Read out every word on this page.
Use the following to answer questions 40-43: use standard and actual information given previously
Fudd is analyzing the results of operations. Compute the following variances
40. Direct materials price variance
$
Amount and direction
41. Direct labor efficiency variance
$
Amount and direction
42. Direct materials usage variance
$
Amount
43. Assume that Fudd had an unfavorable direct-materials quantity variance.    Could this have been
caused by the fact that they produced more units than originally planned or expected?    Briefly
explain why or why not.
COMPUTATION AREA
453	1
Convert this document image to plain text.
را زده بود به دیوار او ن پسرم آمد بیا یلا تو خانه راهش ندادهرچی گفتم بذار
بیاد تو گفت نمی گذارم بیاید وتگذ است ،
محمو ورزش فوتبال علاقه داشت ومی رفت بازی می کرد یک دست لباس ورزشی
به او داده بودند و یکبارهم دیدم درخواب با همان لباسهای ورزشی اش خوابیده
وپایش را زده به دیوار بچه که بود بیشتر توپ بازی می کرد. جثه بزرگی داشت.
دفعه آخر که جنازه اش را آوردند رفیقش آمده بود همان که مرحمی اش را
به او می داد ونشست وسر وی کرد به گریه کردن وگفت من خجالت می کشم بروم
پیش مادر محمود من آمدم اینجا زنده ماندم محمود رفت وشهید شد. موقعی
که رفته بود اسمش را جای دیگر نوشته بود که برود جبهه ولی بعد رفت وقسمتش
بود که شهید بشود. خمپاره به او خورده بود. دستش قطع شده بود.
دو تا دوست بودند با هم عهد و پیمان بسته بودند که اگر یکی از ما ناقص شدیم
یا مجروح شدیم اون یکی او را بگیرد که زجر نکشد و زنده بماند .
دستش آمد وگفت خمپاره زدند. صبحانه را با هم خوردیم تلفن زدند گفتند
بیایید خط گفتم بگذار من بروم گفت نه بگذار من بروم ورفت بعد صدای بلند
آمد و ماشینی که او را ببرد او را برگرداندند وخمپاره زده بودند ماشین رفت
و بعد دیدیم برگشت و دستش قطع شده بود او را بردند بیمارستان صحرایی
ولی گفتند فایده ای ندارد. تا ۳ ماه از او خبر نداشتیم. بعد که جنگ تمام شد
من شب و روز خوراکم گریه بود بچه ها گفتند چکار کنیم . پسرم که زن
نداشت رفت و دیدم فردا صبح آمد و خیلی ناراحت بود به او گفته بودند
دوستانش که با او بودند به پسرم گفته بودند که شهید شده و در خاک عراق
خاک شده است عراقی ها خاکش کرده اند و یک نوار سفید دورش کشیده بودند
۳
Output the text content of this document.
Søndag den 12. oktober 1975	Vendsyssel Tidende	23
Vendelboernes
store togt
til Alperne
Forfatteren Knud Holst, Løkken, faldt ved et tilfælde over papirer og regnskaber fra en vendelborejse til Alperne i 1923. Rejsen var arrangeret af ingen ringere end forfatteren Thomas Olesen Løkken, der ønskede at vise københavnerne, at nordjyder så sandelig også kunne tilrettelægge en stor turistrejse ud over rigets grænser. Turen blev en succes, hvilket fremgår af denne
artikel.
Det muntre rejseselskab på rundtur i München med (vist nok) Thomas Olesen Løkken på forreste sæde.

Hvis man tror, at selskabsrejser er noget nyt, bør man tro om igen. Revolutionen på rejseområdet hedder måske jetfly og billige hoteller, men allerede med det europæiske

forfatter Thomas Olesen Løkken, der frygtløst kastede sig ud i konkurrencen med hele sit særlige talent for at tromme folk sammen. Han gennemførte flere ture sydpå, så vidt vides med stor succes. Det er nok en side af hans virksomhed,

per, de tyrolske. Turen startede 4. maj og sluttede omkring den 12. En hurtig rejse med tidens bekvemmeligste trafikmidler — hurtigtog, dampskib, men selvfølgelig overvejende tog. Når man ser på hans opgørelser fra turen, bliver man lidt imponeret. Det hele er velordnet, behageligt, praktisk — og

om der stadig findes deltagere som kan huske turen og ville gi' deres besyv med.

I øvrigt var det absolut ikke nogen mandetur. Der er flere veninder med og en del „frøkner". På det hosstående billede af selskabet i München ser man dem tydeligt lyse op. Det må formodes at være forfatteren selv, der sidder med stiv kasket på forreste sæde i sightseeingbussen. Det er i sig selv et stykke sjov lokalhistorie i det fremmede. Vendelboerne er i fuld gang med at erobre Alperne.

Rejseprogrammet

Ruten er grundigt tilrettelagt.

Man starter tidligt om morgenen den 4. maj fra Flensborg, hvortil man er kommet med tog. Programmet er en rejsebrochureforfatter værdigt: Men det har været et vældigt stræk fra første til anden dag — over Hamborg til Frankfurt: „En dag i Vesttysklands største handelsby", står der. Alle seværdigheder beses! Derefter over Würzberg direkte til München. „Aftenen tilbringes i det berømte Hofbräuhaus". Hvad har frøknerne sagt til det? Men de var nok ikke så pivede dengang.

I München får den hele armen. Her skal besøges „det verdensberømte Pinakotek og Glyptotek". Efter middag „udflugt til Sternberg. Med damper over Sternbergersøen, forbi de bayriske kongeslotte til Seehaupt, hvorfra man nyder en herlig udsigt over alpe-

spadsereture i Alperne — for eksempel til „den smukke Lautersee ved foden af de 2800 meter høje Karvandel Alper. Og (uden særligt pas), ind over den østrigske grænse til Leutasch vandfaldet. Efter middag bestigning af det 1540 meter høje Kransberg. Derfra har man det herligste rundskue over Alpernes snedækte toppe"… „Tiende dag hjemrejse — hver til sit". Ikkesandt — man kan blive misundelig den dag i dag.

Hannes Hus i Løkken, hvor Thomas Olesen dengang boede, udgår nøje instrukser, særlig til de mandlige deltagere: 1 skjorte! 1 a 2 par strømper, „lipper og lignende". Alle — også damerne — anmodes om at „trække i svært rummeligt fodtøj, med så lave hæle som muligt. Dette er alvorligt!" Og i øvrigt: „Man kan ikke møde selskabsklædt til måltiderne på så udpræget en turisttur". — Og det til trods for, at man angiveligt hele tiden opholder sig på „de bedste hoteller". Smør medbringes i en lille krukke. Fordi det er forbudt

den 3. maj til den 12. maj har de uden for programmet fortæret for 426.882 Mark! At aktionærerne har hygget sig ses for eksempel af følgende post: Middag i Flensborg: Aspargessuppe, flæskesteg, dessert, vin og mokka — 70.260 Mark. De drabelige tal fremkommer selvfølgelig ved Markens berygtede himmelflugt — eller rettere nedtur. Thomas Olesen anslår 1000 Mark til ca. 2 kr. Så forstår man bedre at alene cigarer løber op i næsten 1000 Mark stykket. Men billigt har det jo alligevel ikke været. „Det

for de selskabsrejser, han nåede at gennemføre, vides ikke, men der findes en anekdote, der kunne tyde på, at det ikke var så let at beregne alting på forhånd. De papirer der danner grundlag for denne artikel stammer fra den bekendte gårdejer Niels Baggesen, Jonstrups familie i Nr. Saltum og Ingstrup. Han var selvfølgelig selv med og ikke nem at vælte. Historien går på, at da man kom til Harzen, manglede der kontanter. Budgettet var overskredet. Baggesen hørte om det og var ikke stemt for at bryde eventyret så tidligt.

● ● ●

## Given exercise
Your task is to repeat every entry exactly.

## Exercise result
Read out every word on this page.
Use the following to answer questions 40-43: use standard and actual information given previously
Fudd is analyzing the results of operations. Compute the following variances
40. Direct materials price variance
$
Amount and direction
41. Direct labor efficiency variance
$
Amount and direction
42. Direct materials usage variance
$
Amount
43. Assume that Fudd had an unfavorable direct-materials quantity variance.    Could this have been
caused by the fact that they produced more units than originally planned or expected?    Briefly
explain why or why not.
COMPUTATION AREA
453	1
Convert this document image to plain text.
را زده بود به دیوار او ن پسرم آمد بیا یلا تو خانه راهش ندادهرچی گفتم بذار
بیاد تو گفت نمی گذارم بیاید وتگذ است ،
محمو ورزش فوتبال علاقه داشت ومی رفت بازی می کرد یک دست لباس ورزشی
به او داده بودند و یکبارهم دیدم درخواب با همان لباسهای ورزشی اش خوابیده
وپایش را زده به دیوار بچه که بود بیشتر توپ بازی می کرد. جثه بزرگی داشت.
دفعه آخر که جنازه اش را آوردند رفیقش آمده بود همان که مرحمی اش را
به او می داد ونشست وسر وی کرد به گریه کردن وگفت من خجالت می کشم بروم
پیش مادر محمود من آمدم اینجا زنده ماندم محمود رفت وشهید شد. موقعی
که رفته بود اسمش را جای دیگر نوشته بود که برود جبهه ولی بعد رفت وقسمتش
بود که شهید بشود. خمپاره به او خورده بود. دستش قطع شده بود.
دو تا دوست بودند با هم عهد و پیمان بسته بودند که اگر یکی از ما ناقص شدیم
یا مجروح شدیم اون یکی او را بگیرد که زجر نکشد و زنده بماند .
دستش آمد وگفت خمپاره زدند. صبحانه را با هم خوردیم تلفن زدند گفتند
بیایید خط گفتم بگذار من بروم گفت نه بگذار من بروم ورفت بعد صدای بلند
آمد و ماشینی که او را ببرد او را برگرداندند وخمپاره زده بودند ماشین رفت
و بعد دیدیم برگشت و دستش قطع شده بود او را بردند بیمارستان صحرایی
ولی گفتند فایده ای ندارد. تا ۳ ماه از او خبر نداشتیم. بعد که جنگ تمام شد
من شب و روز خوراکم گریه بود بچه ها گفتند چکار کنیم . پسرم که زن
نداشت رفت و دیدم فردا صبح آمد و خیلی ناراحت بود به او گفته بودند
دوستانش که با او بودند به پسرم گفته بودند که شهید شده و در خاک عراق
خاک شده است عراقی ها خاکش کرده اند و یک نوار سفید دورش کشیده بودند
۳
Output the text content of this document.
Søndag den 12. oktober 1975	Vendsyssel Tidende	23
Vendelboernes
store togt
til Alperne
Forfatteren Knud Holst, Løkken, faldt ved et tilfælde over papirer og regnskaber fra en vendelborejse til Alperne i 1923. Rejsen var arrangeret af ingen ringere end forfatteren Thomas Olesen Løkken, der ønskede at vise københavnerne, at nordjyder så sandelig også kunne tilrettelægge en stor turistrejse ud over rigets grænser. Turen blev en succes, hvilket fremgår af denne
artikel.
Det muntre rejseselskab på rundtur i München med (vist nok) Thomas Olesen Løkken på forreste sæde.

Hvis man tror, at selskabsrejser er noget nyt, bør man tro om igen. Revolutionen på rejseområdet hedder måske jetfly og billige hoteller, men allerede med det europæiske

forfatter Thomas Olesen Løkken, der frygtløst kastede sig ud i konkurrencen med hele sit særlige talent for at tromme folk sammen. Han gennemførte flere ture sydpå, så vidt vides med stor succes. Det er nok en side af hans virksomhed,

per, de tyrolske. Turen startede 4. maj og sluttede omkring den 12. En hurtig rejse med tidens bekvemmeligste trafikmidler — hurtigtog, dampskib, men selvfølgelig overvejende tog. Når man ser på hans opgørelser fra turen, bliver man lidt imponeret. Det hele er velordnet, behageligt, praktisk — og

om der stadig findes deltagere som kan huske turen og ville gi' deres besyv med.

I øvrigt var det absolut ikke nogen mandetur. Der er flere veninder med og en del „frøkner". På det hosstående billede af selskabet i München ser man dem tydeligt lyse op. Det må formodes at være forfatteren selv, der sidder med stiv kasket på forreste sæde i sightseeingbussen. Det er i sig selv et stykke sjov lokalhistorie i det fremmede. Vendelboerne er i fuld gang med at erobre Alperne.

Rejseprogrammet

Ruten er grundigt tilrettelagt.

Man starter tidligt om morgenen den 4. maj fra Flensborg, hvortil man er kommet med tog. Programmet er en rejsebrochureforfatter værdigt: Men det har været et vældigt stræk fra første til anden dag — over Hamborg til Frankfurt: „En dag i Vesttysklands største handelsby", står der. Alle seværdigheder beses! Derefter over Würzberg direkte til München. „Aftenen tilbringes i det berømte Hofbräuhaus". Hvad har frøknerne sagt til det? Men de var nok ikke så pivede dengang.

I München får den hele armen. Her skal besøges „det verdensberømte Pinakotek og Glyptotek". Efter middag „udflugt til Sternberg. Med damper over Sternbergersøen, forbi de bayriske kongeslotte til Seehaupt, hvorfra man nyder en herlig udsigt over alpe-

spadsereture i Alperne — for eksempel til „den smukke Lautersee ved foden af de 2800 meter høje Karvandel Alper. Og (uden særligt pas), ind over den østrigske grænse til Leutasch vandfaldet. Efter middag bestigning af det 1540 meter høje Kransberg. Derfra har man det herligste rundskue over Alpernes snedækte toppe"… „Tiende dag hjemrejse — hver til sit". Ikkesandt — man kan blive misundelig den dag i dag.

Hannes Hus i Løkken, hvor Thomas Olesen dengang boede, udgår nøje instrukser, særlig til de mandlige deltagere: 1 skjorte! 1 a 2 par strømper, „lipper og lignende". Alle — også damerne — anmodes om at „trække i svært rummeligt fodtøj, med så lave hæle som muligt. Dette er alvorligt!" Og i øvrigt: „Man kan ikke møde selskabsklædt til måltiderne på så udpræget en turisttur". — Og det til trods for, at man angiveligt hele tiden opholder sig på „de bedste hoteller". Smør medbringes i en lille krukke. Fordi det er forbudt

den 3. maj til den 12. maj har de uden for programmet fortæret for 426.882 Mark! At aktionærerne har hygget sig ses for eksempel af følgende post: Middag i Flensborg: Aspargessuppe, flæskesteg, dessert, vin og mokka — 70.260 Mark. De drabelige tal fremkommer selvfølgelig ved Markens berygtede himmelflugt — eller rettere nedtur. Thomas Olesen anslår 1000 Mark til ca. 2 kr. Så forstår man bedre at alene cigarer løber op i næsten 1000 Mark stykket. Men billigt har det jo alligevel ikke været. „Det

for de selskabsrejser, han nåede at gennemføre, vides ikke, men der findes en anekdote, der kunne tyde på, at det ikke var så let at beregne alting på forhånd. De papirer der danner grundlag for denne artikel stammer fra den bekendte gårdejer Niels Baggesen, Jonstrups familie i Nr. Saltum og Ingstrup. Han var selvfølgelig selv med og ikke nem at vælte. Historien går på, at da man kom til Harzen, manglede der kontanter. Budgettet var overskredet. Baggesen hørte om det og var ikke stemt for at bryde eventyret så tidligt.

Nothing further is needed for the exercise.